(Stored entries)
+---+

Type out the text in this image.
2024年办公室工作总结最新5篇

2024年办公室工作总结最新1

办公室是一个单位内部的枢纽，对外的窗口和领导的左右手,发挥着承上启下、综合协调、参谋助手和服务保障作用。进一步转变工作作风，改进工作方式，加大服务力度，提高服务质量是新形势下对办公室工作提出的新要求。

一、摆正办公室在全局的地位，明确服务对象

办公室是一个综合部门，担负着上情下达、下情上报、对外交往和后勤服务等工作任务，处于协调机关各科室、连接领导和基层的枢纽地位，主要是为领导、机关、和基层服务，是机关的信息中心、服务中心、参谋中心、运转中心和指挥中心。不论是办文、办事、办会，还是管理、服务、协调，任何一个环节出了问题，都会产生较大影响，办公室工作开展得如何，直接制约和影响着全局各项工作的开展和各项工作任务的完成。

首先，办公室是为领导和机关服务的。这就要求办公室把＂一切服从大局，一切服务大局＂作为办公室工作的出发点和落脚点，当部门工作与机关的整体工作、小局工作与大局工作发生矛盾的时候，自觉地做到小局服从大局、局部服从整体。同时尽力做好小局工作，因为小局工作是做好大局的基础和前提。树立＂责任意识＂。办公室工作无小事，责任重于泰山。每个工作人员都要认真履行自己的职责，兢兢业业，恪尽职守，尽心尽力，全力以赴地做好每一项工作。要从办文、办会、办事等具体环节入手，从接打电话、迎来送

+---+

### WORK TO COMPLETE
Copy out all of the lines above exactly.

### OUTPUT OF THE EXERCISE
Type out the text in this image.
2024年办公室工作总结最新5篇

2024年办公室工作总结最新1

办公室是一个单位内部的枢纽，对外的窗口和领导的左右手,发挥着承上启下、综合协调、参谋助手和服务保障作用。进一步转变工作作风，改进工作方式，加大服务力度，提高服务质量是新形势下对办公室工作提出的新要求。

一、摆正办公室在全局的地位，明确服务对象

办公室是一个综合部门，担负着上情下达、下情上报、对外交往和后勤服务等工作任务，处于协调机关各科室、连接领导和基层的枢纽地位，主要是为领导、机关、和基层服务，是机关的信息中心、服务中心、参谋中心、运转中心和指挥中心。不论是办文、办事、办会，还是管理、服务、协调，任何一个环节出了问题，都会产生较大影响，办公室工作开展得如何，直接制约和影响着全局各项工作的开展和各项工作任务的完成。

首先，办公室是为领导和机关服务的。这就要求办公室把＂一切服从大局，一切服务大局＂作为办公室工作的出发点和落脚点，当部门工作与机关的整体工作、小局工作与大局工作发生矛盾的时候，自觉地做到小局服从大局、局部服从整体。同时尽力做好小局工作，因为小局工作是做好大局的基础和前提。树立＂责任意识＂。办公室工作无小事，责任重于泰山。每个工作人员都要认真履行自己的职责，兢兢业业，恪尽职守，尽心尽力，全力以赴地做好每一项工作。要从办文、办会、办事等具体环节入手，从接打电话、迎来送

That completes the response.